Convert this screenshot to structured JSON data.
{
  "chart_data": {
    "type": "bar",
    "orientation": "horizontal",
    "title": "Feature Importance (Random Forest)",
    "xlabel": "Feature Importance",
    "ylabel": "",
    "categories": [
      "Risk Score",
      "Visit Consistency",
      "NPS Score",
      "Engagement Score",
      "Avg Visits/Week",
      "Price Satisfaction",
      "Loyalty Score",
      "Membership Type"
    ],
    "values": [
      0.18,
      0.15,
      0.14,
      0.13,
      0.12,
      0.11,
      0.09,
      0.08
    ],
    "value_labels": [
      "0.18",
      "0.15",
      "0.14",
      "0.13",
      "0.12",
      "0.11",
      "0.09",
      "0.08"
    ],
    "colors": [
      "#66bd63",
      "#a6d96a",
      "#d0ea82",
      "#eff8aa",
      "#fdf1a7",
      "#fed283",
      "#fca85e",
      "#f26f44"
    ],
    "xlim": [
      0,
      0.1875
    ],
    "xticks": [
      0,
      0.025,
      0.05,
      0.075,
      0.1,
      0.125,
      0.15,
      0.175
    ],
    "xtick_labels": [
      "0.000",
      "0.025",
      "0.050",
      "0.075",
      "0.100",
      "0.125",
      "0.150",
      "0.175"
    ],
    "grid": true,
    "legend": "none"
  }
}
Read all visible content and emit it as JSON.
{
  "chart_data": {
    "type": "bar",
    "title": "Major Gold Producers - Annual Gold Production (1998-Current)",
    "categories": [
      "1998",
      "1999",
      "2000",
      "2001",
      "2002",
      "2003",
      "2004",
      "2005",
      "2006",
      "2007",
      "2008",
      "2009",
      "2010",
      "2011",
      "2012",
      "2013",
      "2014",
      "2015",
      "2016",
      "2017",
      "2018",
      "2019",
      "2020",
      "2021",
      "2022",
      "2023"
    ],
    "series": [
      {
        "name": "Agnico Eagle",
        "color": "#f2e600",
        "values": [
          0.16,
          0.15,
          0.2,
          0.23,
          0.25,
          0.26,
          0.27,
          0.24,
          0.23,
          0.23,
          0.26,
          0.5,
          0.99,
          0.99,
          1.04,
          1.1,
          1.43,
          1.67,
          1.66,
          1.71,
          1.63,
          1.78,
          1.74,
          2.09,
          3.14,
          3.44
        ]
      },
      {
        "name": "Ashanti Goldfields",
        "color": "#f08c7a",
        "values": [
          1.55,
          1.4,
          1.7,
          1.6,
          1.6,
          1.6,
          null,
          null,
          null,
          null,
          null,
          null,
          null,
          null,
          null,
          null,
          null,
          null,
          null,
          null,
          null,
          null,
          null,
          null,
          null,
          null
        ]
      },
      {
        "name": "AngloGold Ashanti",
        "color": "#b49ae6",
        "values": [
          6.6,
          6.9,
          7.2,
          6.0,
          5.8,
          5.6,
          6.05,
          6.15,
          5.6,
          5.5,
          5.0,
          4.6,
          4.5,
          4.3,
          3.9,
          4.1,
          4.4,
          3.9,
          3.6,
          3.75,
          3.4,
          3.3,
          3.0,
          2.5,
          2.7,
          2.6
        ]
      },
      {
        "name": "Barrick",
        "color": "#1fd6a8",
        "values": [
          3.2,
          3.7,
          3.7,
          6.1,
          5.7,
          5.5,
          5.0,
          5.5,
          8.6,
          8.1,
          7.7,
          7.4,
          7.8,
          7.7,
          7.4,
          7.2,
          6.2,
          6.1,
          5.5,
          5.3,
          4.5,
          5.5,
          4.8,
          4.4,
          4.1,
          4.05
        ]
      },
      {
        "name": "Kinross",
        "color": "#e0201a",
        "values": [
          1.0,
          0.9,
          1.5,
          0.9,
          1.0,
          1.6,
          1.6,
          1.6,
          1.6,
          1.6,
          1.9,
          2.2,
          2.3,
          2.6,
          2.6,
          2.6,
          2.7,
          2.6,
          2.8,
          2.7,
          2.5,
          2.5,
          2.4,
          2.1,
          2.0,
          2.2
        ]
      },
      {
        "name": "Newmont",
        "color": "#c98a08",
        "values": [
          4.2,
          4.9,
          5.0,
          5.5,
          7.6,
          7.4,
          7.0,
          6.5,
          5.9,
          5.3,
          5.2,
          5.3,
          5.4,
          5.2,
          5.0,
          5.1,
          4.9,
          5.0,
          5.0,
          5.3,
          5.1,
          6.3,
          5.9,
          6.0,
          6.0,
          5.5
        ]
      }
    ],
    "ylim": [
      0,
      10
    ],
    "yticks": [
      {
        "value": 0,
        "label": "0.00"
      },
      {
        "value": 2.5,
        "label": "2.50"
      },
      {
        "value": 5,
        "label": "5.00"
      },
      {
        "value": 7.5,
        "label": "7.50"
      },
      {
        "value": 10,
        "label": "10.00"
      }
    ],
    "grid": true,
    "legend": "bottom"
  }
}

********

• _SET PROBLEM_: Retype all of the material above with every character intact.

• _TASK RESPONSE_:
Convert this screenshot to structured JSON data.
{
  "chart_data": {
    "type": "bar",
    "orientation": "horizontal",
    "title": "Feature Importance (Random Forest)",
    "xlabel": "Feature Importance",
    "ylabel": "",
    "categories": [
      "Risk Score",
      "Visit Consistency",
      "NPS Score",
      "Engagement Score",
      "Avg Visits/Week",
      "Price Satisfaction",
      "Loyalty Score",
      "Membership Type"
    ],
    "values": [
      0.18,
      0.15,
      0.14,
      0.13,
      0.12,
      0.11,
      0.09,
      0.08
    ],
    "value_labels": [
      "0.18",
      "0.15",
      "0.14",
      "0.13",
      "0.12",
      "0.11",
      "0.09",
      "0.08"
    ],
    "colors": [
      "#66bd63",
      "#a6d96a",
      "#d0ea82",
      "#eff8aa",
      "#fdf1a7",
      "#fed283",
      "#fca85e",
      "#f26f44"
    ],
    "xlim": [
      0,
      0.1875
    ],
    "xticks": [
      0,
      0.025,
      0.05,
      0.075,
      0.1,
      0.125,
      0.15,
      0.175
    ],
    "xtick_labels": [
      "0.000",
      "0.025",
      "0.050",
      "0.075",
      "0.100",
      "0.125",
      "0.150",
      "0.175"
    ],
    "grid": true,
    "legend": "none"
  }
}
Read all visible content and emit it as JSON.
{
  "chart_data": {
    "type": "bar",
    "title": "Major Gold Producers - Annual Gold Production (1998-Current)",
    "categories": [
      "1998",
      "1999",
      "2000",
      "2001",
      "2002",
      "2003",
      "2004",
      "2005",
      "2006",
      "2007",
      "2008",
      "2009",
      "2010",
      "2011",
      "2012",
      "2013",
      "2014",
      "2015",
      "2016",
      "2017",
      "2018",
      "2019",
      "2020",
      "2021",
      "2022",
      "2023"
    ],
    "series": [
      {
        "name": "Agnico Eagle",
        "color": "#f2e600",
        "values": [
          0.16,
          0.15,
          0.2,
          0.23,
          0.25,
          0.26,
          0.27,
          0.24,
          0.23,
          0.23,
          0.26,
          0.5,
          0.99,
          0.99,
          1.04,
          1.1,
          1.43,
          1.67,
          1.66,
          1.71,
          1.63,
          1.78,
          1.74,
          2.09,
          3.14,
          3.44
        ]
      },
      {
        "name": "Ashanti Goldfields",
        "color": "#f08c7a",
        "values": [
          1.55,
          1.4,
          1.7,
          1.6,
          1.6,
          1.6,
          null,
          null,
          null,
          null,
          null,
          null,
          null,
          null,
          null,
          null,
          null,
          null,
          null,
          null,
          null,
          null,
          null,
          null,
          null,
          null
        ]
      },
      {
        "name": "AngloGold Ashanti",
        "color": "#b49ae6",
        "values": [
          6.6,
          6.9,
          7.2,
          6.0,
          5.8,
          5.6,
          6.05,
          6.15,
          5.6,
          5.5,
          5.0,
          4.6,
          4.5,
          4.3,
          3.9,
          4.1,
          4.4,
          3.9,
          3.6,
          3.75,
          3.4,
          3.3,
          3.0,
          2.5,
          2.7,
          2.6
        ]
      },
      {
        "name": "Barrick",
        "color": "#1fd6a8",
        "values": [
          3.2,
          3.7,
          3.7,
          6.1,
          5.7,
          5.5,
          5.0,
          5.5,
          8.6,
          8.1,
          7.7,
          7.4,
          7.8,
          7.7,
          7.4,
          7.2,
          6.2,
          6.1,
          5.5,
          5.3,
          4.5,
          5.5,
          4.8,
          4.4,
          4.1,
          4.05
        ]
      },
      {
        "name": "Kinross",
        "color": "#e0201a",
        "values": [
          1.0,
          0.9,
          1.5,
          0.9,
          1.0,
          1.6,
          1.6,
          1.6,
          1.6,
          1.6,
          1.9,
          2.2,
          2.3,
          2.6,
          2.6,
          2.6,
          2.7,
          2.6,
          2.8,
          2.7,
          2.5,
          2.5,
          2.4,
          2.1,
          2.0,
          2.2
        ]
      },
      {
        "name": "Newmont",
        "color": "#c98a08",
        "values": [
          4.2,
          4.9,
          5.0,
          5.5,
          7.6,
          7.4,
          7.0,
          6.5,
          5.9,
          5.3,
          5.2,
          5.3,
          5.4,
          5.2,
          5.0,
          5.1,
          4.9,
          5.0,
          5.0,
          5.3,
          5.1,
          6.3,
          5.9,
          6.0,
          6.0,
          5.5
        ]
      }
    ],
    "ylim": [
      0,
      10
    ],
    "yticks": [
      {
        "value": 0,
        "label": "0.00"
      },
      {
        "value": 2.5,
        "label": "2.50"
      },
      {
        "value": 5,
        "label": "5.00"
      },
      {
        "value": 7.5,
        "label": "7.50"
      },
      {
        "value": 10,
        "label": "10.00"
      }
    ],
    "grid": true,
    "legend": "bottom"
  }
}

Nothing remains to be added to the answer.